Records that describe figures:

= = = = = = =

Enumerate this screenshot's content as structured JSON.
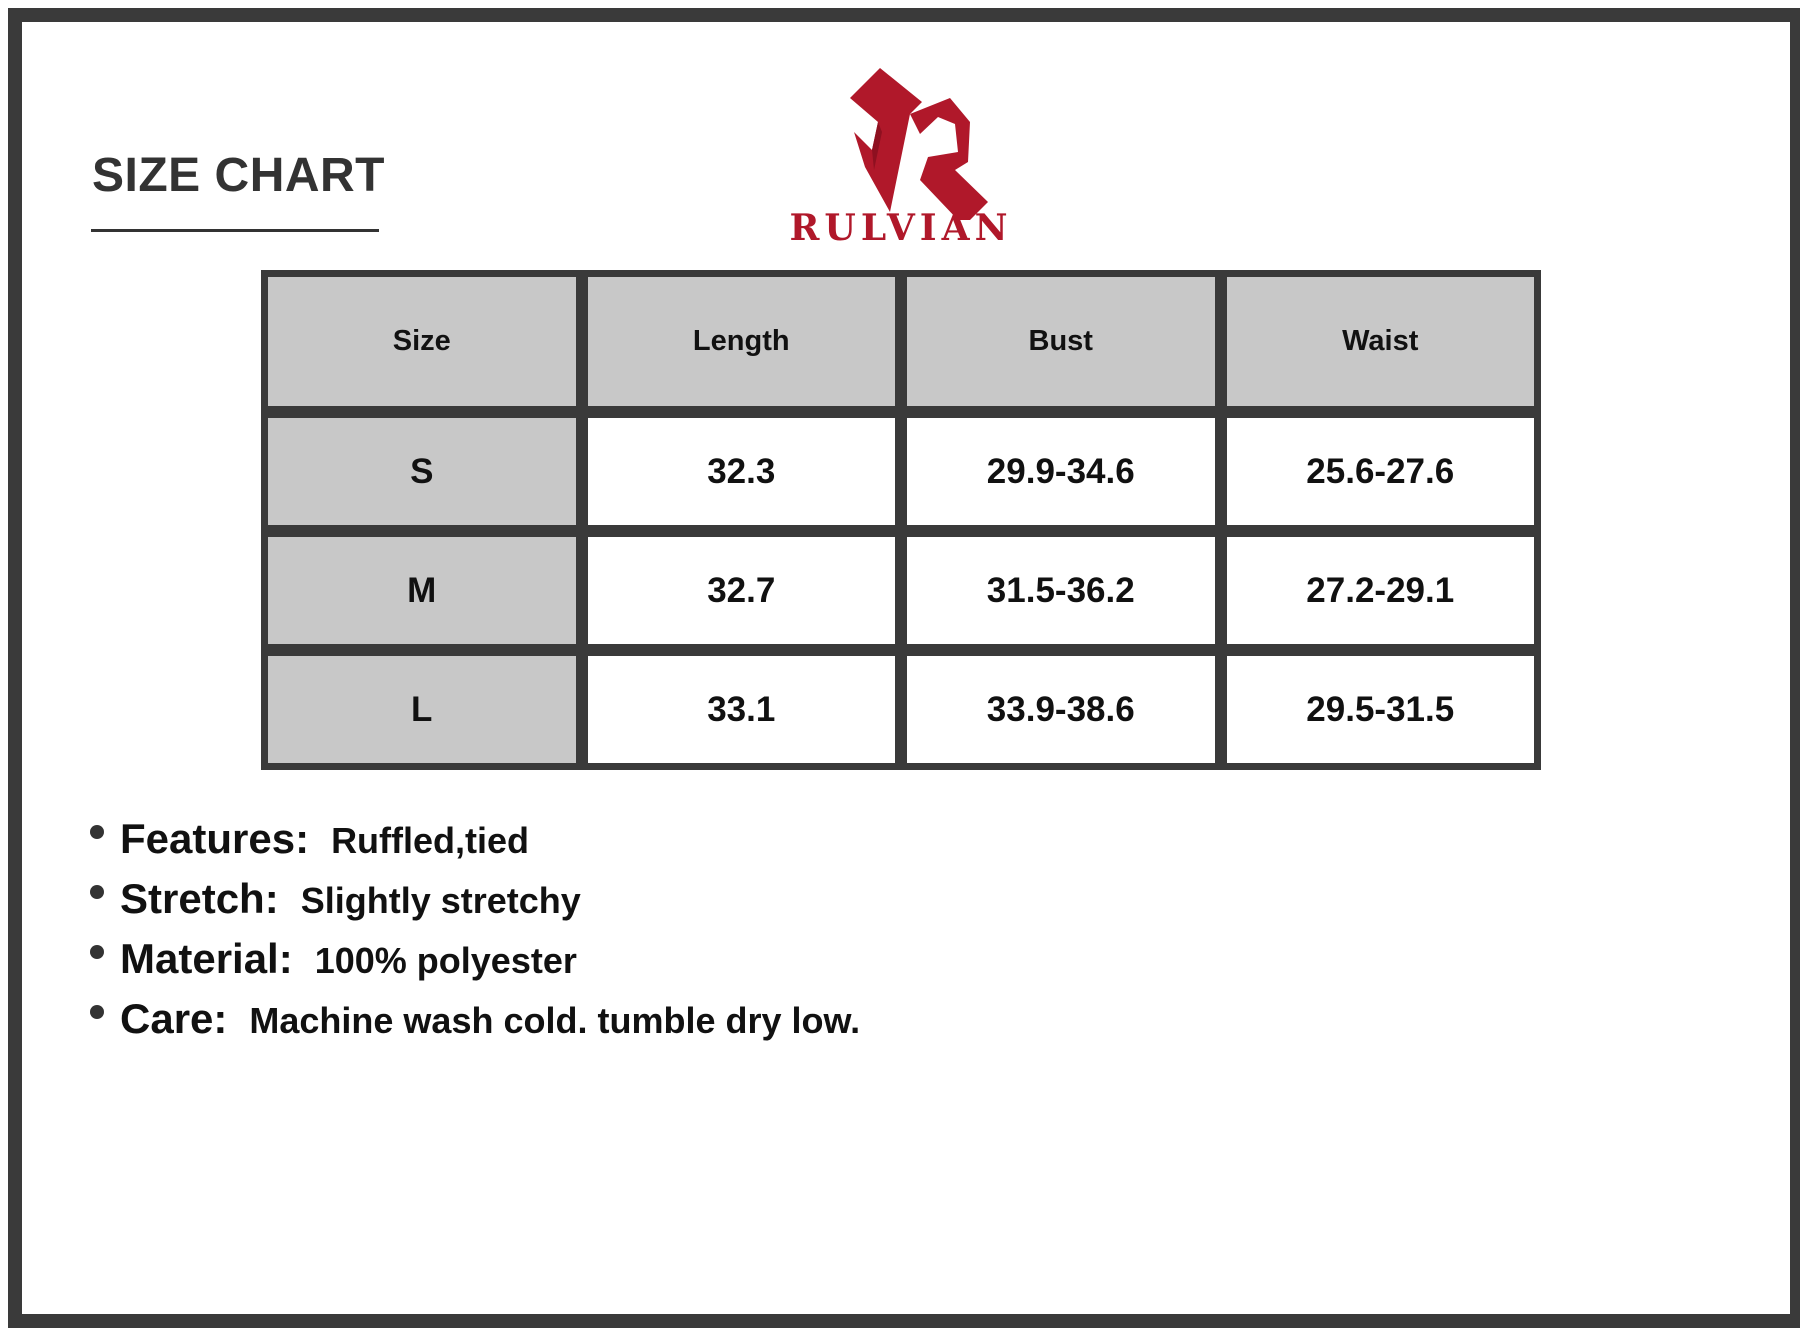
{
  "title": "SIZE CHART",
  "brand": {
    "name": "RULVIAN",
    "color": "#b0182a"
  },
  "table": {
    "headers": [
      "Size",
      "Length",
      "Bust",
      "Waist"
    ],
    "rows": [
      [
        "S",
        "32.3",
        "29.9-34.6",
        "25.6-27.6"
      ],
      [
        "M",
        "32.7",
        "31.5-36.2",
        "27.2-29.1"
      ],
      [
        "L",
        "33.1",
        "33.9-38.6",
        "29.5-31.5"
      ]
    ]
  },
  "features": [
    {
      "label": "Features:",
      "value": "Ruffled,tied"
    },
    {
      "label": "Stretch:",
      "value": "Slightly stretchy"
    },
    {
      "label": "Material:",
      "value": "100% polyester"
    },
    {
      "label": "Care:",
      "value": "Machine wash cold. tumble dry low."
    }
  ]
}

= = = = = = =

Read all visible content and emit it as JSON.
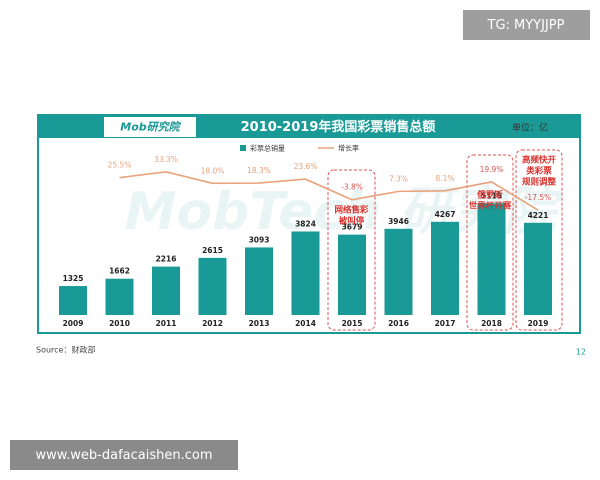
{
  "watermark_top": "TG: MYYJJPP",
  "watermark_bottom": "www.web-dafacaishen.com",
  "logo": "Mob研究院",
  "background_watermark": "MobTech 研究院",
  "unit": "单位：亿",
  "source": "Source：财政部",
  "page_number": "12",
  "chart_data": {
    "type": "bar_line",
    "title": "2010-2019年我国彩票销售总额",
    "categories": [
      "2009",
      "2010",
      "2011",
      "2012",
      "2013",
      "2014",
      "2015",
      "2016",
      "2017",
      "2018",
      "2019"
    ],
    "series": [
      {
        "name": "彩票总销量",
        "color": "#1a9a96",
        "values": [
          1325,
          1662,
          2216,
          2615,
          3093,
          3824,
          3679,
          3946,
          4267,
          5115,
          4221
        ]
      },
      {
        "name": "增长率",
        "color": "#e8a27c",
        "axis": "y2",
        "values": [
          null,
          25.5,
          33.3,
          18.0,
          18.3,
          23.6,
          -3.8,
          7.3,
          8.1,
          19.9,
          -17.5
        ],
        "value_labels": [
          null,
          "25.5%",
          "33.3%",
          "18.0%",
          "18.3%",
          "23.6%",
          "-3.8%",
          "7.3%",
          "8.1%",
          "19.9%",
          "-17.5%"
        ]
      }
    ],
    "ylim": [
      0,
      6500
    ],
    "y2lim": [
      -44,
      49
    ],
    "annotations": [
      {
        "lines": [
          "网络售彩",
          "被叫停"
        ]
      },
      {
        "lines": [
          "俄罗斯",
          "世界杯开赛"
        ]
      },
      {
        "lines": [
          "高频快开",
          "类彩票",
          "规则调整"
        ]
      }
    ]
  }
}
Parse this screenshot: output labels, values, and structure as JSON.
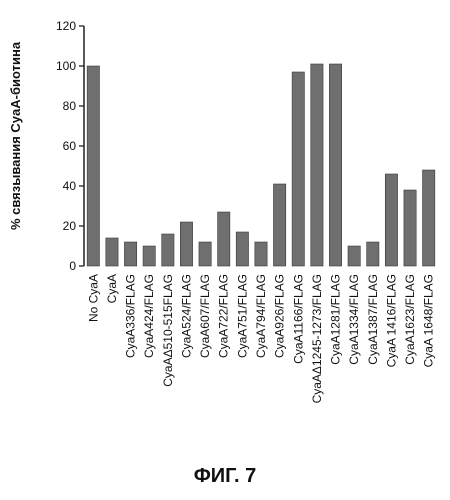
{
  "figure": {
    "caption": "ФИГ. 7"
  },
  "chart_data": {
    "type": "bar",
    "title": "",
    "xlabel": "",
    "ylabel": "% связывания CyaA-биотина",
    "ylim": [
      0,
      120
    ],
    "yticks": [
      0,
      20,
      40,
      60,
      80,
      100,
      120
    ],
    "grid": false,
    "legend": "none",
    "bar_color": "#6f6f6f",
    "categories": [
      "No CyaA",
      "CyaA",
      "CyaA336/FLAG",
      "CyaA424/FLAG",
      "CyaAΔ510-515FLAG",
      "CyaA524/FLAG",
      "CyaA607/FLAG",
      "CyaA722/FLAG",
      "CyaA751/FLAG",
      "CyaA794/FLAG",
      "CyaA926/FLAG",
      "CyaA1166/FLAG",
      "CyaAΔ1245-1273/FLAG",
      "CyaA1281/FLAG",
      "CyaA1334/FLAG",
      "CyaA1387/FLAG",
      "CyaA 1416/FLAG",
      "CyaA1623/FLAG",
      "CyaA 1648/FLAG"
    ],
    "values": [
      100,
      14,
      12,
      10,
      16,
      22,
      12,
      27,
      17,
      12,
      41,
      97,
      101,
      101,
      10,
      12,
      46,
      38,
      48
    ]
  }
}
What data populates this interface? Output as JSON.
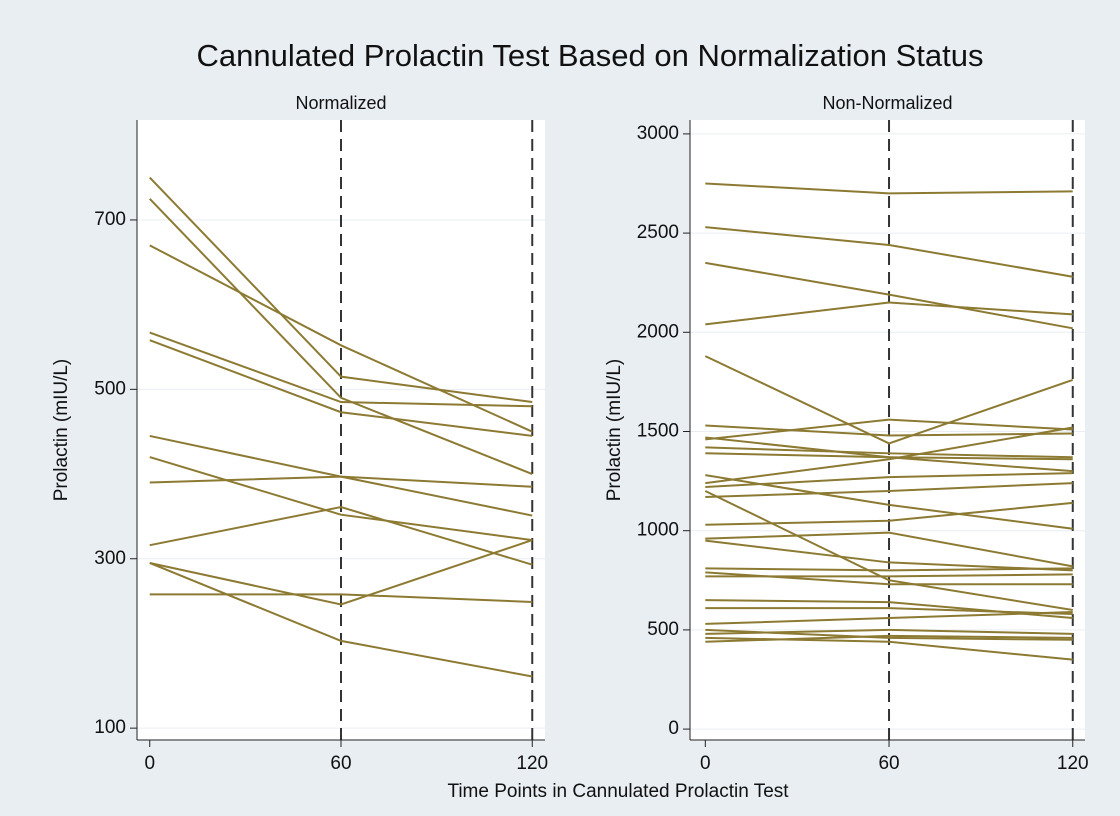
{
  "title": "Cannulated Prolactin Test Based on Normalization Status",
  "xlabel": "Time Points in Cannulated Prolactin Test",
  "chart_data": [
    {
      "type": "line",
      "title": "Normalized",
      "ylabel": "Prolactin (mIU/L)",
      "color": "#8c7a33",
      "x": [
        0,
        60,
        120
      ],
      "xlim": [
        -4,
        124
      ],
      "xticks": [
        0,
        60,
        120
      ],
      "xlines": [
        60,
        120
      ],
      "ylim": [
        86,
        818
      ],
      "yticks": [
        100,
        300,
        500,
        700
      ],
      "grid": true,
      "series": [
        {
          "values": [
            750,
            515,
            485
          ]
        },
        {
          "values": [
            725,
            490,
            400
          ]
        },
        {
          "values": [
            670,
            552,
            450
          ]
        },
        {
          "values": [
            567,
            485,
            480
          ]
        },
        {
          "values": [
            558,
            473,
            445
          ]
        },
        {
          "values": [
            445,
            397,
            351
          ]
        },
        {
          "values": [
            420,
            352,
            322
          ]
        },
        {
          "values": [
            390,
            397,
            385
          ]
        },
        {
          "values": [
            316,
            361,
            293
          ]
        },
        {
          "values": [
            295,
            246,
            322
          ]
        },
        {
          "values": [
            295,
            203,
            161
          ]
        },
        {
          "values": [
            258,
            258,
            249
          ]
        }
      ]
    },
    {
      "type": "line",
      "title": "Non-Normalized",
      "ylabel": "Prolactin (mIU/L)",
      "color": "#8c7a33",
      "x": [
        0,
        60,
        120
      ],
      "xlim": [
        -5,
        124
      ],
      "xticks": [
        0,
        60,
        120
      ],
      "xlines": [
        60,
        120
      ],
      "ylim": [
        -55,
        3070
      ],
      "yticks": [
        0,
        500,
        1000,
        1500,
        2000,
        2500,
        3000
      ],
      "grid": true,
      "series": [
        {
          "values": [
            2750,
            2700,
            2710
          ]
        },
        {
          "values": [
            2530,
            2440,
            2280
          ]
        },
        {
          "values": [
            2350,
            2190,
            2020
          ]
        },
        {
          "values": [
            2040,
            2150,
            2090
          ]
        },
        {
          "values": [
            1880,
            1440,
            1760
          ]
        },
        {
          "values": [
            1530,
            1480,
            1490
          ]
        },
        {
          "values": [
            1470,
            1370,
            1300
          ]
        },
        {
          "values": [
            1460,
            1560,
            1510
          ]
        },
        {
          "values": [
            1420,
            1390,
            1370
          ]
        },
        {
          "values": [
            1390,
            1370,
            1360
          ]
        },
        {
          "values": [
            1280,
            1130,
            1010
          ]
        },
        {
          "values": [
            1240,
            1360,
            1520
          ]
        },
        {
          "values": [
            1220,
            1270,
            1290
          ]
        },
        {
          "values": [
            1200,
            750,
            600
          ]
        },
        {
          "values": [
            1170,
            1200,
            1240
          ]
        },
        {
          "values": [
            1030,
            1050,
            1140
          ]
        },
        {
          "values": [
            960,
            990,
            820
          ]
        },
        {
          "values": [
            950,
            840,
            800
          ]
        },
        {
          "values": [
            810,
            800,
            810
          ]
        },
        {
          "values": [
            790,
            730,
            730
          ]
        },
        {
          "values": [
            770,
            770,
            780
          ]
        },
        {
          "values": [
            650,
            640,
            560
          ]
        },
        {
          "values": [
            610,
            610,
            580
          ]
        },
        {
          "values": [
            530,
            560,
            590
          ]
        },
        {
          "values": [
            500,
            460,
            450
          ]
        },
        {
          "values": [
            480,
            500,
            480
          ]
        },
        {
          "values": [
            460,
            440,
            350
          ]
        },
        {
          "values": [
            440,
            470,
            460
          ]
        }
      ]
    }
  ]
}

= = = = = = =

> Objective: Your answer should be a single number: the count of lines in these records that hold the string "title".

> Complete answer: 6